## Start STORED ROWS

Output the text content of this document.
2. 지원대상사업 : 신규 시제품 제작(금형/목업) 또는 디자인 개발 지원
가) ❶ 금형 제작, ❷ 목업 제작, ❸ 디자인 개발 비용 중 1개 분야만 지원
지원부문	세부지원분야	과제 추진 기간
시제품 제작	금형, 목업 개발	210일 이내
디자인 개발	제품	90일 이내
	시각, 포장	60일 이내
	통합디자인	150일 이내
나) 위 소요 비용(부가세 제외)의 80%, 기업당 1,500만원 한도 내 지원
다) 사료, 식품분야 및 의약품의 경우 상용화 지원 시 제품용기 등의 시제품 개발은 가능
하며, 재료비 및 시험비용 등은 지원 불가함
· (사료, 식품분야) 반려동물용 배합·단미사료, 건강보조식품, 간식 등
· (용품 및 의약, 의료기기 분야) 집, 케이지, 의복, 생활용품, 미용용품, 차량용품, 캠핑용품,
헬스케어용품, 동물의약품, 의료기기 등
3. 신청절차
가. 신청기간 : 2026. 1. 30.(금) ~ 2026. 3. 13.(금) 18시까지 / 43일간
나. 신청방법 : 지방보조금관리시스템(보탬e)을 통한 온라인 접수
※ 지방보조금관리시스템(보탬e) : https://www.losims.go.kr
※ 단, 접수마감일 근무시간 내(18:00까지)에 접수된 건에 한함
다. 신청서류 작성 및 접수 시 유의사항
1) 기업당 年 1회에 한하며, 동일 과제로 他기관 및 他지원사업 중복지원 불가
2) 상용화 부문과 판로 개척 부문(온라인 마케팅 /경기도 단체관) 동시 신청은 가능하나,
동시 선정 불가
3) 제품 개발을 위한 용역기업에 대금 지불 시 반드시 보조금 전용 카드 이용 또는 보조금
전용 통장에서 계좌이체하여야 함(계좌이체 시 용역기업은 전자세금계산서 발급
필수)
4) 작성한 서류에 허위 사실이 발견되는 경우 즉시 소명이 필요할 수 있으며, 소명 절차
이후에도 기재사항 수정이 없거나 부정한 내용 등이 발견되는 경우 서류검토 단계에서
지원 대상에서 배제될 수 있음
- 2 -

## End STORED ROWS

# [WRITTEN PROBLEM]
Extract, from the listing above, every line where the string "발견되는" occurs.

# [RIGHT ANSWER]
4) 작성한 서류에 허위 사실이 발견되는 경우 즉시 소명이 필요할 수 있으며, 소명 절차
이후에도 기재사항 수정이 없거나 부정한 내용 등이 발견되는 경우 서류검토 단계에서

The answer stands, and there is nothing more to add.